What is expected: Select and reproduce each line of the listing below that bears the string "nearshore".

Supplied information:
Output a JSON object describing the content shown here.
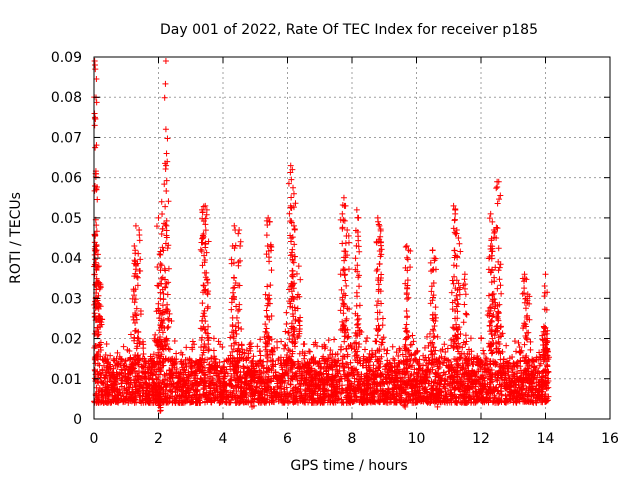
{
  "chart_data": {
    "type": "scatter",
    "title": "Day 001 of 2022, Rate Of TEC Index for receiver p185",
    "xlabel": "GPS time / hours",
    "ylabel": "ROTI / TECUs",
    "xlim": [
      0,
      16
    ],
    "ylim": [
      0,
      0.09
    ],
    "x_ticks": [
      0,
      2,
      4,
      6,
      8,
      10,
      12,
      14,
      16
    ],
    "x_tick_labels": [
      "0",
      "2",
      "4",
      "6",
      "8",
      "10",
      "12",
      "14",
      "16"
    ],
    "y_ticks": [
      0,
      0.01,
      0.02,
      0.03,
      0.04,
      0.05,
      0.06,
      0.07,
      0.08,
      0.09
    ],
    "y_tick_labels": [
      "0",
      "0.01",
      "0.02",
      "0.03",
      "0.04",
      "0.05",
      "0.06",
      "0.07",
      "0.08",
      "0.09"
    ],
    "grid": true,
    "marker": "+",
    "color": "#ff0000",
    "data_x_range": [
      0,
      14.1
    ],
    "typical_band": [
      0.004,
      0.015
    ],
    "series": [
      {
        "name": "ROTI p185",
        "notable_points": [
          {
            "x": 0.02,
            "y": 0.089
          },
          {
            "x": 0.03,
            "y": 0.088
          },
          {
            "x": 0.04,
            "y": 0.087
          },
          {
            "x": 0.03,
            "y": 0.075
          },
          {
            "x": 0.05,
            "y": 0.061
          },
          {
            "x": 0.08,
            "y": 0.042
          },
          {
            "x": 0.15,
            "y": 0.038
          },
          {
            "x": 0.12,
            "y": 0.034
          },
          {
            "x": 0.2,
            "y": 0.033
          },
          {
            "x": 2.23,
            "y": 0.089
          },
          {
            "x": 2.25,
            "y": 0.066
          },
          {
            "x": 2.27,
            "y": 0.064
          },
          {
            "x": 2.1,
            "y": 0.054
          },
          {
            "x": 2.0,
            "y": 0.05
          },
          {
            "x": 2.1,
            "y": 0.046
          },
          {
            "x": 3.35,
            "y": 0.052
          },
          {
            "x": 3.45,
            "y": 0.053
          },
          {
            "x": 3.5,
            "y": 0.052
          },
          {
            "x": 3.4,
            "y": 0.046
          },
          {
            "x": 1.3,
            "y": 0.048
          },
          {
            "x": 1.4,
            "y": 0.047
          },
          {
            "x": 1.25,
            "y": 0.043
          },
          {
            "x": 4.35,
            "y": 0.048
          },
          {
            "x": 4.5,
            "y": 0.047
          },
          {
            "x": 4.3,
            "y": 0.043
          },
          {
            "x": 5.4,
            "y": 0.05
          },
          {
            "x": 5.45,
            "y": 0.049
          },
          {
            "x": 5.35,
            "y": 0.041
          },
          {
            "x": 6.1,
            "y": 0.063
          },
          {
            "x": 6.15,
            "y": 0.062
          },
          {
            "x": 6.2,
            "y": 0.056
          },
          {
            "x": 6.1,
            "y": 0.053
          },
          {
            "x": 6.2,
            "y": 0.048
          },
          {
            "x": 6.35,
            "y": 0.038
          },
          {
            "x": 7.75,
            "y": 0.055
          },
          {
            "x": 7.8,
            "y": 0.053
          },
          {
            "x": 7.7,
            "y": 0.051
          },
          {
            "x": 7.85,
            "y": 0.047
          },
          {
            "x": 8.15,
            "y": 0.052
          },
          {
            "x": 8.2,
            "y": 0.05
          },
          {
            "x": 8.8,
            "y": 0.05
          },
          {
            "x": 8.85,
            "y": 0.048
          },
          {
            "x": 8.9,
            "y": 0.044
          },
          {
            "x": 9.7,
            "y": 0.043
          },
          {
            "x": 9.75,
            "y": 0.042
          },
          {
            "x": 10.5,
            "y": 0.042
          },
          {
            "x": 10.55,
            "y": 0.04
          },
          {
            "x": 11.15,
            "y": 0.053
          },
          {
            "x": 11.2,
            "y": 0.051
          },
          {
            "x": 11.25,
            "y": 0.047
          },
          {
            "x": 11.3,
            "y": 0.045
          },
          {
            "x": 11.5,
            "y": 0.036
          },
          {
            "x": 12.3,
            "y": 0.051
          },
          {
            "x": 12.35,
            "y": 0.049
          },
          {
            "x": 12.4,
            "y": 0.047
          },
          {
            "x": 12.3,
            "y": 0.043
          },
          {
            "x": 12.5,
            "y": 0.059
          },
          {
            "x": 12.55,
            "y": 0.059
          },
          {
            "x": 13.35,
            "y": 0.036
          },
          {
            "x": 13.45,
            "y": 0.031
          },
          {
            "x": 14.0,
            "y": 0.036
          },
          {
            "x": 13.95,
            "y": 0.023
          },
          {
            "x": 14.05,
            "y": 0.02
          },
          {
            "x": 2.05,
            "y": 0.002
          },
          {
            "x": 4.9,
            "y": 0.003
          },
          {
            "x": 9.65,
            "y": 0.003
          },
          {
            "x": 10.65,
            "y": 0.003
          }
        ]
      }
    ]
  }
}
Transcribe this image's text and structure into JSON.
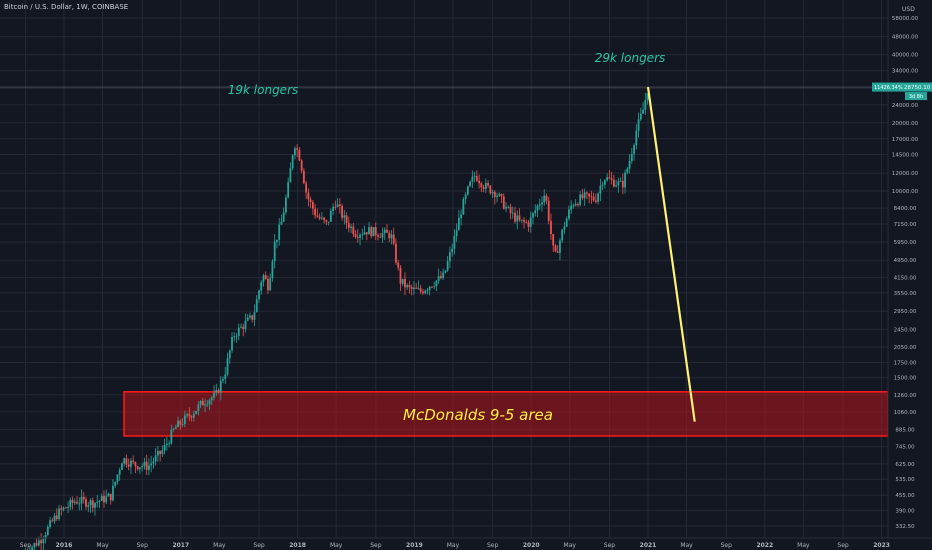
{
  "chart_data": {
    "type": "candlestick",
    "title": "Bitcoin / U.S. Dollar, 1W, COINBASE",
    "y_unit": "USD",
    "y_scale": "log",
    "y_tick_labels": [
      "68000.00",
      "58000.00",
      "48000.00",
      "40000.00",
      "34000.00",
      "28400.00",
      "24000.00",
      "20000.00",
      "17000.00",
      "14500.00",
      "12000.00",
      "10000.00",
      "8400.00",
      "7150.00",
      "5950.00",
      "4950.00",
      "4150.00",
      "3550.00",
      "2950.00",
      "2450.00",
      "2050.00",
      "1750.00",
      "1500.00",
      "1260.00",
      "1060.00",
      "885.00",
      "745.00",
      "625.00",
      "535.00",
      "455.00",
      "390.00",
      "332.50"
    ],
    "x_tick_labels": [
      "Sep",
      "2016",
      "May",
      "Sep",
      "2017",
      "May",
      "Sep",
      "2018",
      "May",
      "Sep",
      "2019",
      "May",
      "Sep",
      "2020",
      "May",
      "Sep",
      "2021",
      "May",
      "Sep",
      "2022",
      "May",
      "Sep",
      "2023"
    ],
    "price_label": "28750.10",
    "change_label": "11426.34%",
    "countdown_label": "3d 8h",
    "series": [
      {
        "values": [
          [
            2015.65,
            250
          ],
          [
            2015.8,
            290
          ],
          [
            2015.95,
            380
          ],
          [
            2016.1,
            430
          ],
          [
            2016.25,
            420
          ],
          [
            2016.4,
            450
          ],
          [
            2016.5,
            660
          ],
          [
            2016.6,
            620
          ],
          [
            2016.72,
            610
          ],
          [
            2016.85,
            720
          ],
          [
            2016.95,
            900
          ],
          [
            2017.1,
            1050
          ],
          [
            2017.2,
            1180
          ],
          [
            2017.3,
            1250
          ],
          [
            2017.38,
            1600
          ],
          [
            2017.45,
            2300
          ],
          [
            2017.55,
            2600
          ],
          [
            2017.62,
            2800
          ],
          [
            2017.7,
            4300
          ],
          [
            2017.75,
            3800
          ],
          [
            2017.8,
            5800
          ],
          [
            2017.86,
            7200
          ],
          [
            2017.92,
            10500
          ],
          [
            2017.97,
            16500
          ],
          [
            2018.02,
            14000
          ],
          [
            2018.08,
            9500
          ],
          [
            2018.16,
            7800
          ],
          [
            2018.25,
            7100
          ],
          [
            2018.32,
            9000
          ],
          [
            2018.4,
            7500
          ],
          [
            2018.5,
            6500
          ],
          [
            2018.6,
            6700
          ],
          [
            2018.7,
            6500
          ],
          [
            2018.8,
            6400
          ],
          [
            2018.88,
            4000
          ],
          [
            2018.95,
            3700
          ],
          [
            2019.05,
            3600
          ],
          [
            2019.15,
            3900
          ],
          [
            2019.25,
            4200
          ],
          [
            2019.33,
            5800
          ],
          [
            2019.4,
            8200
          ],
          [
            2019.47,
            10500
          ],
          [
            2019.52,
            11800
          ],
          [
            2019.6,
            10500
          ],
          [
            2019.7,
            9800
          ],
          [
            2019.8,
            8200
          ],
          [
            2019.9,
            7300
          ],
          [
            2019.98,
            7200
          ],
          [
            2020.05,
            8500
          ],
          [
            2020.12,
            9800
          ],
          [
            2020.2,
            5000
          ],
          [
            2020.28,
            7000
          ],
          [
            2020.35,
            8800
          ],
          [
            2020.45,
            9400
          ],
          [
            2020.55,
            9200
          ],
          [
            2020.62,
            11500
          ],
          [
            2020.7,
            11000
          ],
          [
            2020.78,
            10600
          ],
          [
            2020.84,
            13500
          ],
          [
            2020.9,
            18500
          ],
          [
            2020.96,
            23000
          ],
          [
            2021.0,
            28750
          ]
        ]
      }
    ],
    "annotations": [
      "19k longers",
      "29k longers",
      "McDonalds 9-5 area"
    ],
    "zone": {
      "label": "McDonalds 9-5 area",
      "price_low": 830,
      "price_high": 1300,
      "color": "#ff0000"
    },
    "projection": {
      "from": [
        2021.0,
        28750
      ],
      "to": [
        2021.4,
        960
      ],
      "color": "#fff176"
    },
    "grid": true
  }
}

...

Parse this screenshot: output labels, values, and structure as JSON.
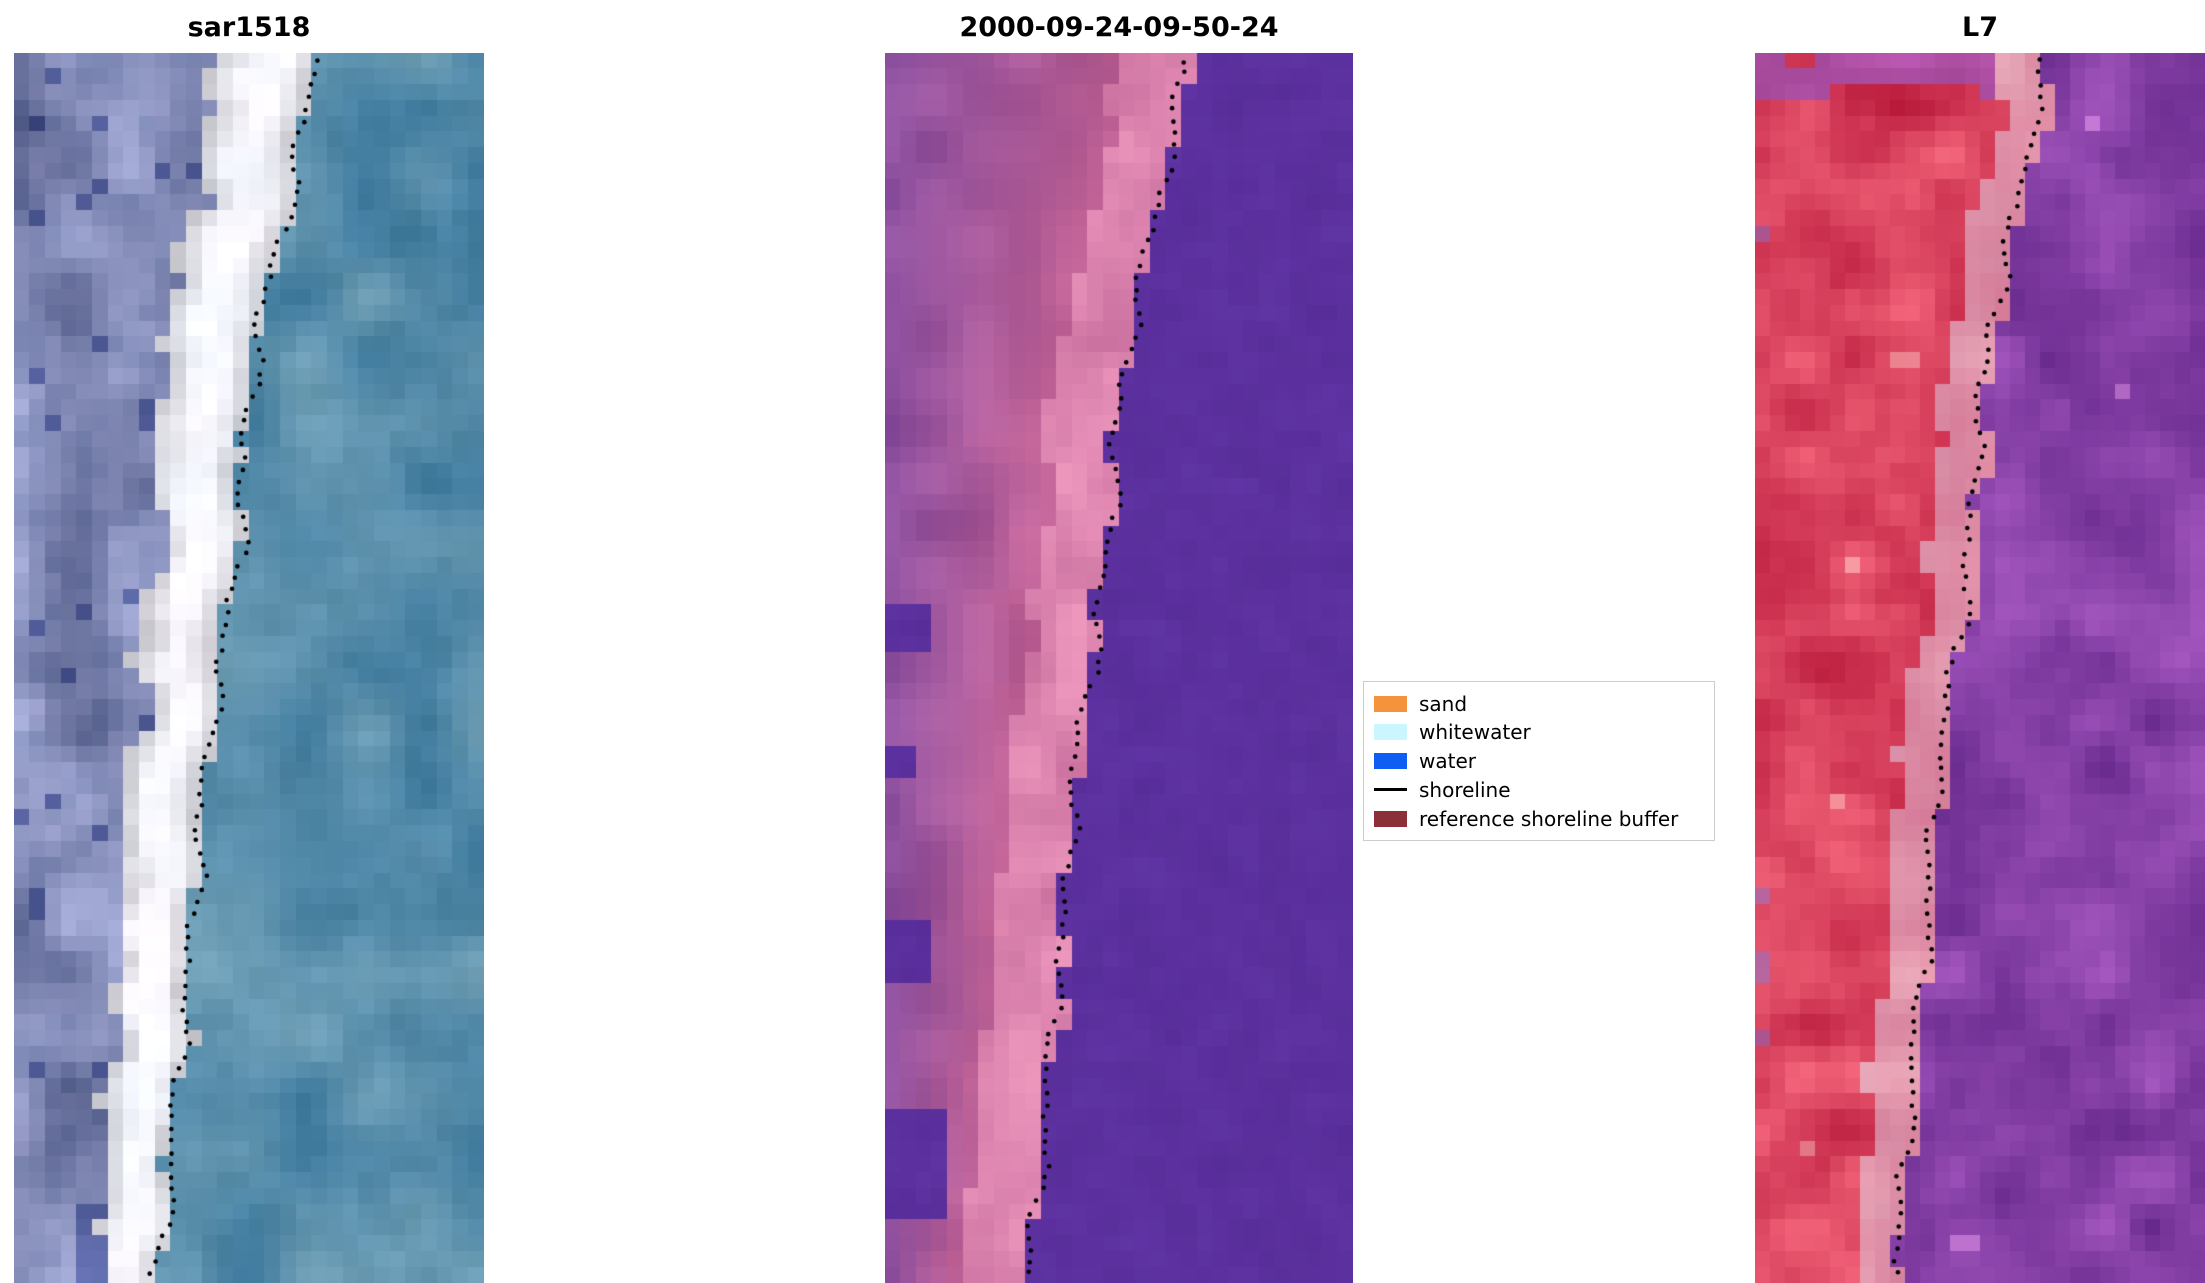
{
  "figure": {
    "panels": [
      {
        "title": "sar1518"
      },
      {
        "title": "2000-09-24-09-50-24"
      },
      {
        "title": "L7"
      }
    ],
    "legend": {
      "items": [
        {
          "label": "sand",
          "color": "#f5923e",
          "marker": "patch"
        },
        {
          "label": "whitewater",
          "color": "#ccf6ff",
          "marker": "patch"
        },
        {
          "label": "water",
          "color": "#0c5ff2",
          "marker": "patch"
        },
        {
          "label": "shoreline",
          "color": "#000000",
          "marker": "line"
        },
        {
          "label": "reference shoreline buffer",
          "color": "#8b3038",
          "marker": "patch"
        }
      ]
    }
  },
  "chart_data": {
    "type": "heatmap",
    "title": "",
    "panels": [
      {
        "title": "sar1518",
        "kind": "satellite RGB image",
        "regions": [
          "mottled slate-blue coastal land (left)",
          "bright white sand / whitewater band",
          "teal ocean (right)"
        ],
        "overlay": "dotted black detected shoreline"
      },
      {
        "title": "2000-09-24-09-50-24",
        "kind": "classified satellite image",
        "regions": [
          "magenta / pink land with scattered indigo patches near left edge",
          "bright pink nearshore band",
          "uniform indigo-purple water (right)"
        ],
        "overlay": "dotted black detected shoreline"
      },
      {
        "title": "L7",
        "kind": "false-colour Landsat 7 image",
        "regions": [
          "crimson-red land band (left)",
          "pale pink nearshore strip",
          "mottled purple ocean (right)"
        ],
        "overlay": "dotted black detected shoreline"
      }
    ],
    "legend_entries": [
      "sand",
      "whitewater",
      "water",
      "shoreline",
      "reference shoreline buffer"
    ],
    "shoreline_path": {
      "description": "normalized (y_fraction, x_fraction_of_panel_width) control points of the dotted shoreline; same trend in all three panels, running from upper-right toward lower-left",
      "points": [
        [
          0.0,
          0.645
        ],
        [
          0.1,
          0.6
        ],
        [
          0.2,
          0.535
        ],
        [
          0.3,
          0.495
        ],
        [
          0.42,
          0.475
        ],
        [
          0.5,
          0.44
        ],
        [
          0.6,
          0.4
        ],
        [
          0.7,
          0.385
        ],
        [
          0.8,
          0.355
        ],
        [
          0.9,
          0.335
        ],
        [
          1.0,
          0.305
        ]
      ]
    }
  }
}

==

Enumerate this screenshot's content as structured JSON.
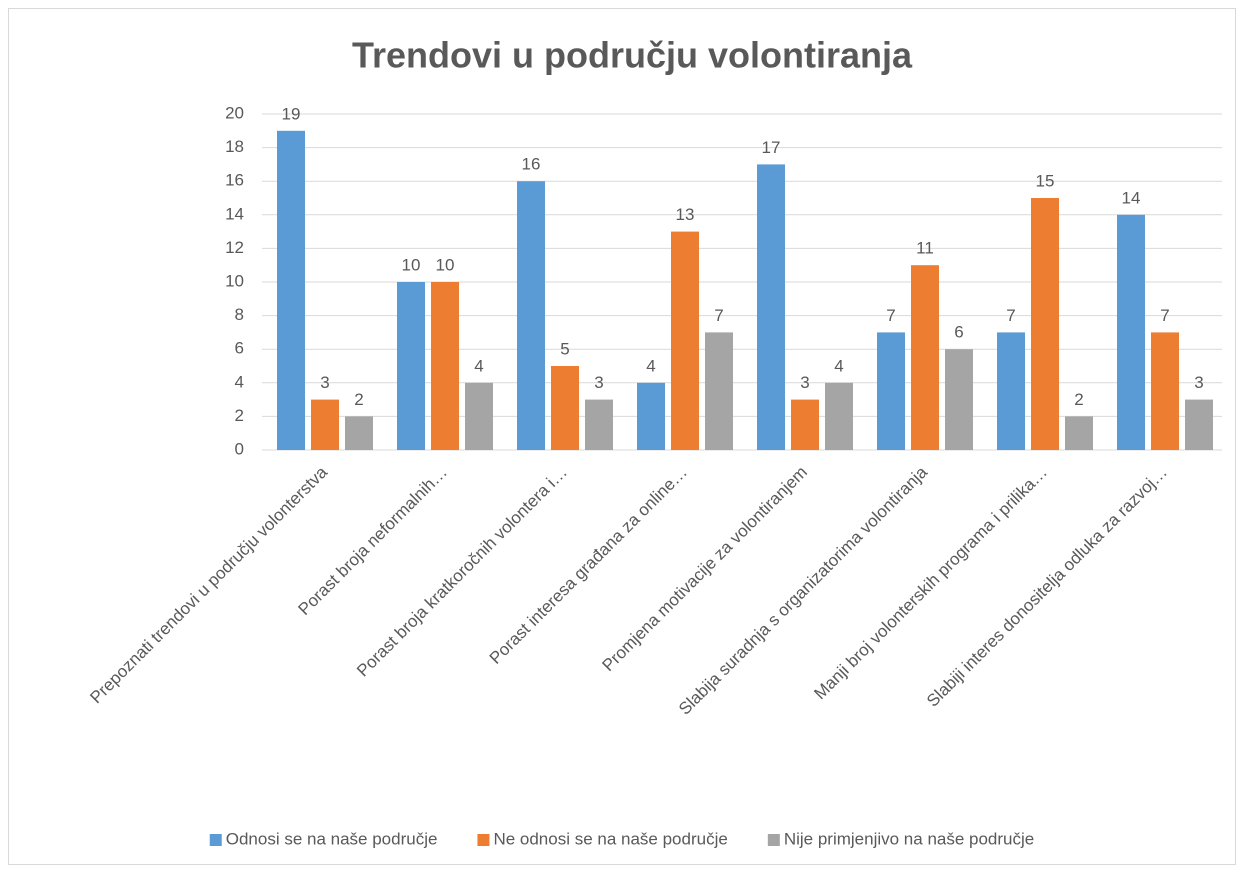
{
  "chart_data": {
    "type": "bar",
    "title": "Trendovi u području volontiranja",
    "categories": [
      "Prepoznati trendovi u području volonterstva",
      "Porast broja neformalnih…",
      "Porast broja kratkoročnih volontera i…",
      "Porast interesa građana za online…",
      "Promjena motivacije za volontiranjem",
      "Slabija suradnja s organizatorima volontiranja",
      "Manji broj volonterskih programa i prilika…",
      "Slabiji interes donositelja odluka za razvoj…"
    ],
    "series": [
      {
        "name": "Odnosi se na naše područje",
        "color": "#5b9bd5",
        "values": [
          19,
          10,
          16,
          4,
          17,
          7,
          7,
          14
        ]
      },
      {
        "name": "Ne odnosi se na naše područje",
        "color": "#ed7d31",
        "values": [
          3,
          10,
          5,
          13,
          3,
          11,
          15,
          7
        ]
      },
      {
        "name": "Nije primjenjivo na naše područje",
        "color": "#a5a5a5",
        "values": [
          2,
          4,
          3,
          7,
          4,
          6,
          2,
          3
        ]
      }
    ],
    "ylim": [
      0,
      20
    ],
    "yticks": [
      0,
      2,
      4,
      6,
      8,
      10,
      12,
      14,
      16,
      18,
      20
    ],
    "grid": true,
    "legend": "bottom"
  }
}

Exercise response:
          "bright pink nearshore band",
          "pale pink nearshore strip",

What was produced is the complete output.